[Start of RECORDS FOR THIS TASK]

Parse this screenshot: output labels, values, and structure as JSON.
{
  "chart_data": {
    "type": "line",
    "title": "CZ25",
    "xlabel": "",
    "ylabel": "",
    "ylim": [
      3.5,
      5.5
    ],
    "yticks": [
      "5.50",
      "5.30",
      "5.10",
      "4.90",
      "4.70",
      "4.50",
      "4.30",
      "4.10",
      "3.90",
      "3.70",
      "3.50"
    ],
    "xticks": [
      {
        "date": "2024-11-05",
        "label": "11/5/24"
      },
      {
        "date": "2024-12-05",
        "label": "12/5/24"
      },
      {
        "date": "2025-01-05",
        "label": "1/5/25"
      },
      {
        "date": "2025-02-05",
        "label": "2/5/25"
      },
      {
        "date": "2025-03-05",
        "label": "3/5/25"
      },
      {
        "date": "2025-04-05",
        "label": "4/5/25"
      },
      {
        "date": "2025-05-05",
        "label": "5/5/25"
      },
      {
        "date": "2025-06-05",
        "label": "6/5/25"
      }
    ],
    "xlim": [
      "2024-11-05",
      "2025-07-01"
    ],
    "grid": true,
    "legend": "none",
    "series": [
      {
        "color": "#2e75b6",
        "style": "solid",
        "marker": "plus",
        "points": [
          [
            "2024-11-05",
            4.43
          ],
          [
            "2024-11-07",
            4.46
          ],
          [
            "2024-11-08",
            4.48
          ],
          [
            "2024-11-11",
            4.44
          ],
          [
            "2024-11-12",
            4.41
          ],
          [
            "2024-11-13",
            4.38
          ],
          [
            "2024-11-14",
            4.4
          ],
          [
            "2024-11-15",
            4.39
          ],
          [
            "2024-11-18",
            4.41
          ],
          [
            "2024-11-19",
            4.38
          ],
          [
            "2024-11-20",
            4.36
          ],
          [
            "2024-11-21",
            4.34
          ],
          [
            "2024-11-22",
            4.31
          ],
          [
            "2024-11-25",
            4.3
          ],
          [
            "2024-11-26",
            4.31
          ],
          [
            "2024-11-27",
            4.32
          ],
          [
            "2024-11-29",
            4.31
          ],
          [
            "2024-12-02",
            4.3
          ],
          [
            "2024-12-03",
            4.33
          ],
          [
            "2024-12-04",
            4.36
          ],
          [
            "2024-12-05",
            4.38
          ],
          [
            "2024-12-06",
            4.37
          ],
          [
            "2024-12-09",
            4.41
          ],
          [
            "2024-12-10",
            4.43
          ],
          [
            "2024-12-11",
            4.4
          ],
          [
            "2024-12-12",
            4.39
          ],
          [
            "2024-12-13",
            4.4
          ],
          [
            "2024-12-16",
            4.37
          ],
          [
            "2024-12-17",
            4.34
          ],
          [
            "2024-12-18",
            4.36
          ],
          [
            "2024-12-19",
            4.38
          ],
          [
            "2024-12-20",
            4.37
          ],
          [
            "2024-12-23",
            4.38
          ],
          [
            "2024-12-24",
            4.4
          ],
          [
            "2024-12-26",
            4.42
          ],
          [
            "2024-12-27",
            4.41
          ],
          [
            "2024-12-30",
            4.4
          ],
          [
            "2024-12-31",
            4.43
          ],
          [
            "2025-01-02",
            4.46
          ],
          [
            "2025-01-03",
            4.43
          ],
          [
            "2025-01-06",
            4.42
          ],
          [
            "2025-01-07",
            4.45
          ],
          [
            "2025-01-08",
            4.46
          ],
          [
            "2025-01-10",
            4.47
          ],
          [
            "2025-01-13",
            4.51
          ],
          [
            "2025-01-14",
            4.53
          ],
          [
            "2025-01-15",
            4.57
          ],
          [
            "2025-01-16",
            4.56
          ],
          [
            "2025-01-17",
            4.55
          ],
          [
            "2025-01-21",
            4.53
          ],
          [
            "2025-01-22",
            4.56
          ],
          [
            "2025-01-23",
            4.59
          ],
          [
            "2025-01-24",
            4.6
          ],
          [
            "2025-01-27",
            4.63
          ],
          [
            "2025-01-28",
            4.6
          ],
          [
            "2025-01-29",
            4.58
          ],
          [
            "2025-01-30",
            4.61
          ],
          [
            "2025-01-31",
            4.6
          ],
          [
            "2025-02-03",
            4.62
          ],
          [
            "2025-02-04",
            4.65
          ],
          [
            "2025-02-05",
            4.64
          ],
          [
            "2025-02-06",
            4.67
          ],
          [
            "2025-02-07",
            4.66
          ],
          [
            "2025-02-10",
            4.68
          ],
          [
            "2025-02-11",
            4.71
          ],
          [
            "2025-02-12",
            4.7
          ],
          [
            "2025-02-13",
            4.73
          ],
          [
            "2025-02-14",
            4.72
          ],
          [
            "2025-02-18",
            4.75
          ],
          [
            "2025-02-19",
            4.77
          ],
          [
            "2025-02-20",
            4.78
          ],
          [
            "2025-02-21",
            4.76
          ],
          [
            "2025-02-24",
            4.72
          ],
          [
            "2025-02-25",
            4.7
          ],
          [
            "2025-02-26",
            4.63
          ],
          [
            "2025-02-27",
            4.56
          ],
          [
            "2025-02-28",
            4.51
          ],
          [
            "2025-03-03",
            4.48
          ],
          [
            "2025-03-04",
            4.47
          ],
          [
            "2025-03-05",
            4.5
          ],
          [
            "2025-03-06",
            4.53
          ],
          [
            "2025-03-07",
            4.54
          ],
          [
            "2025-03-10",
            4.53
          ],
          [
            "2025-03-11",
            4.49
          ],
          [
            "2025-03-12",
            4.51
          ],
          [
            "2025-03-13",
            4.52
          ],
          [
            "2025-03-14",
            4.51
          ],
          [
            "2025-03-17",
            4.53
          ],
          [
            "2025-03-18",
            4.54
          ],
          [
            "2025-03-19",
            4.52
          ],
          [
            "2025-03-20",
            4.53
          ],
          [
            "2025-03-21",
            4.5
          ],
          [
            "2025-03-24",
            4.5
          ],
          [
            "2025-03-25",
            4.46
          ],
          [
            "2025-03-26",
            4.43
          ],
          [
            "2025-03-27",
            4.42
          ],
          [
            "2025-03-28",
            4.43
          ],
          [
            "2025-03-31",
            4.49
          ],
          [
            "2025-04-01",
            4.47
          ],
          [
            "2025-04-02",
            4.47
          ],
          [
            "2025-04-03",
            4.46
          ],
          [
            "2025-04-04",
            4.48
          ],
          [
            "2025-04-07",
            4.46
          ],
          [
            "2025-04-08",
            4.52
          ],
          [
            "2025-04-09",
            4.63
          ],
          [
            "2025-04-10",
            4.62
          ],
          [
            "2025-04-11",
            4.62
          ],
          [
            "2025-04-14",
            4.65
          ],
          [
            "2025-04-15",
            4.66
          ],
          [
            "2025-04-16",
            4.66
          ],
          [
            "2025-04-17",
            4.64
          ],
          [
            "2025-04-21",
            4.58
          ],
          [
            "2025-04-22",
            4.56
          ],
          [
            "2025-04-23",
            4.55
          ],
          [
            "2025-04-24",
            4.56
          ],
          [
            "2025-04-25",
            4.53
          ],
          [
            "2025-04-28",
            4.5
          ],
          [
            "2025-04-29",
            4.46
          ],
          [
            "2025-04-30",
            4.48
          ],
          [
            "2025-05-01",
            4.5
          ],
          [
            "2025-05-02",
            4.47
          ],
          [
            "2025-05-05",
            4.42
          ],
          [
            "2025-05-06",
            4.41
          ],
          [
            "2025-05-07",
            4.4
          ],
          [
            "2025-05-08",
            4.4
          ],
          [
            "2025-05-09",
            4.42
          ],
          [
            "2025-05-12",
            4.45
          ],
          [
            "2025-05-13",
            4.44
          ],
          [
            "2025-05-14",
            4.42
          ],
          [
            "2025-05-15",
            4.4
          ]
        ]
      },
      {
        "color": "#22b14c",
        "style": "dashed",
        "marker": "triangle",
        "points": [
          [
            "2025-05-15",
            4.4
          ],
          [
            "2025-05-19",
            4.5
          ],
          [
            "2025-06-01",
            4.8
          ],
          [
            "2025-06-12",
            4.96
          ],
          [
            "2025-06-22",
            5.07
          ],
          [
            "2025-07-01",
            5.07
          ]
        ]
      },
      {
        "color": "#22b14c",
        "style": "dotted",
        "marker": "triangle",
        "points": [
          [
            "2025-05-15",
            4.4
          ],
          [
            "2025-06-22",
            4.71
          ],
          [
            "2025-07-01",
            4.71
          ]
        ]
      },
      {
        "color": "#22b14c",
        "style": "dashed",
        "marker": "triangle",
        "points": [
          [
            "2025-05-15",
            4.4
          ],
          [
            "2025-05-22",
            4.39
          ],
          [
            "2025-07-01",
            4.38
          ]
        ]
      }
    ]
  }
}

[End of RECORDS FOR THIS TASK]

* _EXERCISE REQUIREMENTS_: Search the entries for the word "style" and pick out every line that holds it.

* _FINISHED EXERCISE_:
        "style": "solid",
        "style": "dashed",
        "style": "dotted",
        "style": "dashed",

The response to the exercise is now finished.